Stored data
%%

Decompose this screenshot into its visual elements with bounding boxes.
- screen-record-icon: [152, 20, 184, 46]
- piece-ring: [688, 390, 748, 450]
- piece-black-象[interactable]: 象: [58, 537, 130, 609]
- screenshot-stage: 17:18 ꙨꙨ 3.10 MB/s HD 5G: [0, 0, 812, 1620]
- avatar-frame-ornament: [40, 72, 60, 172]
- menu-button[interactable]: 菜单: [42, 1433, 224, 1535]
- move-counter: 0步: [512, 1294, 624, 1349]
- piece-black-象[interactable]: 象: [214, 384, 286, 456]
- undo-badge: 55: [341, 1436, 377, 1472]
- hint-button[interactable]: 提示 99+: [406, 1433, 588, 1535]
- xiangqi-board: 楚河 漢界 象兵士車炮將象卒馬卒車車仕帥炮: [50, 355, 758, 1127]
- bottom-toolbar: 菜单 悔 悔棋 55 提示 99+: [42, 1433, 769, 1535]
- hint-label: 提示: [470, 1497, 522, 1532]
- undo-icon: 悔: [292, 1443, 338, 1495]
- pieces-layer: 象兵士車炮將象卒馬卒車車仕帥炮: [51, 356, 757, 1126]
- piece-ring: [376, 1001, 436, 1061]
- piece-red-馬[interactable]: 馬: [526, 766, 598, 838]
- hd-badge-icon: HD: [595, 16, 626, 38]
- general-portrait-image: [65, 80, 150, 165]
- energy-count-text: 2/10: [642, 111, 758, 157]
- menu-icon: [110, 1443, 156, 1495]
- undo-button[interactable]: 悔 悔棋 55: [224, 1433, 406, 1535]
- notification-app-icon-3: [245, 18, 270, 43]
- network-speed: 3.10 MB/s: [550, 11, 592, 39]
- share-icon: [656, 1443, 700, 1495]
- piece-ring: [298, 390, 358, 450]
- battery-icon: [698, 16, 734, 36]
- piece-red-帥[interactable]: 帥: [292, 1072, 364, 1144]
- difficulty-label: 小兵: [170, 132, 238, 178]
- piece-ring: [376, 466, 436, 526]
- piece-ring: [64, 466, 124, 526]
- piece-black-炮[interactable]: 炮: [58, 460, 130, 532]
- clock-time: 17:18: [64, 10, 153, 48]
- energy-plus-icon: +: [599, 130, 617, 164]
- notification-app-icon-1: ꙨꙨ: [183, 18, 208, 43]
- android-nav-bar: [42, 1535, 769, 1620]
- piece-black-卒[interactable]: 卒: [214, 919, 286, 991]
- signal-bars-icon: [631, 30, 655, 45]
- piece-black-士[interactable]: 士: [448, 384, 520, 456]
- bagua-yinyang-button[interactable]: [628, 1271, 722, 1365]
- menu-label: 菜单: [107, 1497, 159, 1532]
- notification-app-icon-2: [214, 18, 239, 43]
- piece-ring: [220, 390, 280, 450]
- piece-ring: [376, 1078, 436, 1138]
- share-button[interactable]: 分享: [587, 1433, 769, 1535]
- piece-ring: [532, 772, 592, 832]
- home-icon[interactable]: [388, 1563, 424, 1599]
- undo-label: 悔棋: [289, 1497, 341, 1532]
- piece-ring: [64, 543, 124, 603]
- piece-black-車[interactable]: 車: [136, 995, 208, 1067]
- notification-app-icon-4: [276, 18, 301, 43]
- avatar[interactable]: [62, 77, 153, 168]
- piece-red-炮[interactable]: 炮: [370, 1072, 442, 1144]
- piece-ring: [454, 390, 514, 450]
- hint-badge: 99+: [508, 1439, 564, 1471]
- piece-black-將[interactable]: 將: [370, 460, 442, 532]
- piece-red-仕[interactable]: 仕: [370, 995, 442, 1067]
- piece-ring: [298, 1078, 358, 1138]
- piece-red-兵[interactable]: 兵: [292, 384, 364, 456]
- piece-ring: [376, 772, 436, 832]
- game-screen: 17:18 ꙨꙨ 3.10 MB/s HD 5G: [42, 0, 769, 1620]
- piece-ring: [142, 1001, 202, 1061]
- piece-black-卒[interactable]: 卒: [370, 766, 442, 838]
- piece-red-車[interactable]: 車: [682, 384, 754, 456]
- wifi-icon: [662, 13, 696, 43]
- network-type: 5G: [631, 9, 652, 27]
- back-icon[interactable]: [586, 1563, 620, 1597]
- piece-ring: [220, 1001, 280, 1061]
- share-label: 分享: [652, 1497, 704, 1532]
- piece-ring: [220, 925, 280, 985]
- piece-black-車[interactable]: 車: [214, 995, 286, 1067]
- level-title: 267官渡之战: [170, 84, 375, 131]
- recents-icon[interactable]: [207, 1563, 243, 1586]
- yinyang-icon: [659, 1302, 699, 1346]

%%

Edit the entries so that each "piece-ring" reads "piece-halo", keeping everything else in them the same.

Result of this task:
Decompose this screenshot into its visual elements with bounding boxes.
- screen-record-icon: [152, 20, 184, 46]
- piece-halo: [688, 390, 748, 450]
- piece-black-象[interactable]: 象: [58, 537, 130, 609]
- screenshot-stage: 17:18 ꙨꙨ 3.10 MB/s HD 5G: [0, 0, 812, 1620]
- avatar-frame-ornament: [40, 72, 60, 172]
- menu-button[interactable]: 菜单: [42, 1433, 224, 1535]
- move-counter: 0步: [512, 1294, 624, 1349]
- piece-black-象[interactable]: 象: [214, 384, 286, 456]
- undo-badge: 55: [341, 1436, 377, 1472]
- hint-button[interactable]: 提示 99+: [406, 1433, 588, 1535]
- xiangqi-board: 楚河 漢界 象兵士車炮將象卒馬卒車車仕帥炮: [50, 355, 758, 1127]
- bottom-toolbar: 菜单 悔 悔棋 55 提示 99+: [42, 1433, 769, 1535]
- hint-label: 提示: [470, 1497, 522, 1532]
- undo-icon: 悔: [292, 1443, 338, 1495]
- pieces-layer: 象兵士車炮將象卒馬卒車車仕帥炮: [51, 356, 757, 1126]
- piece-halo: [376, 1001, 436, 1061]
- piece-red-馬[interactable]: 馬: [526, 766, 598, 838]
- hd-badge-icon: HD: [595, 16, 626, 38]
- general-portrait-image: [65, 80, 150, 165]
- energy-count-text: 2/10: [642, 111, 758, 157]
- menu-icon: [110, 1443, 156, 1495]
- undo-button[interactable]: 悔 悔棋 55: [224, 1433, 406, 1535]
- notification-app-icon-3: [245, 18, 270, 43]
- network-speed: 3.10 MB/s: [550, 11, 592, 39]
- share-icon: [656, 1443, 700, 1495]
- piece-halo: [298, 390, 358, 450]
- battery-icon: [698, 16, 734, 36]
- piece-red-帥[interactable]: 帥: [292, 1072, 364, 1144]
- difficulty-label: 小兵: [170, 132, 238, 178]
- piece-halo: [376, 466, 436, 526]
- piece-halo: [64, 466, 124, 526]
- piece-black-炮[interactable]: 炮: [58, 460, 130, 532]
- clock-time: 17:18: [64, 10, 153, 48]
- energy-plus-icon: +: [599, 130, 617, 164]
- notification-app-icon-1: ꙨꙨ: [183, 18, 208, 43]
- android-nav-bar: [42, 1535, 769, 1620]
- piece-black-卒[interactable]: 卒: [214, 919, 286, 991]
- signal-bars-icon: [631, 30, 655, 45]
- piece-black-士[interactable]: 士: [448, 384, 520, 456]
- bagua-yinyang-button[interactable]: [628, 1271, 722, 1365]
- menu-label: 菜单: [107, 1497, 159, 1532]
- notification-app-icon-2: [214, 18, 239, 43]
- piece-halo: [220, 390, 280, 450]
- piece-halo: [376, 1078, 436, 1138]
- share-button[interactable]: 分享: [587, 1433, 769, 1535]
- piece-halo: [532, 772, 592, 832]
- home-icon[interactable]: [388, 1563, 424, 1599]
- undo-label: 悔棋: [289, 1497, 341, 1532]
- piece-halo: [64, 543, 124, 603]
- piece-black-車[interactable]: 車: [136, 995, 208, 1067]
- notification-app-icon-4: [276, 18, 301, 43]
- avatar[interactable]: [62, 77, 153, 168]
- piece-red-炮[interactable]: 炮: [370, 1072, 442, 1144]
- piece-halo: [454, 390, 514, 450]
- hint-badge: 99+: [508, 1439, 564, 1471]
- piece-black-將[interactable]: 將: [370, 460, 442, 532]
- piece-red-仕[interactable]: 仕: [370, 995, 442, 1067]
- piece-halo: [298, 1078, 358, 1138]
- piece-red-兵[interactable]: 兵: [292, 384, 364, 456]
- piece-halo: [376, 772, 436, 832]
- game-screen: 17:18 ꙨꙨ 3.10 MB/s HD 5G: [42, 0, 769, 1620]
- piece-halo: [142, 1001, 202, 1061]
- piece-black-卒[interactable]: 卒: [370, 766, 442, 838]
- piece-red-車[interactable]: 車: [682, 384, 754, 456]
- wifi-icon: [662, 13, 696, 43]
- network-type: 5G: [631, 9, 652, 27]
- back-icon[interactable]: [586, 1563, 620, 1597]
- piece-halo: [220, 1001, 280, 1061]
- share-label: 分享: [652, 1497, 704, 1532]
- piece-halo: [220, 925, 280, 985]
- piece-black-車[interactable]: 車: [214, 995, 286, 1067]
- level-title: 267官渡之战: [170, 84, 375, 131]
- recents-icon[interactable]: [207, 1563, 243, 1586]
- yinyang-icon: [659, 1302, 699, 1346]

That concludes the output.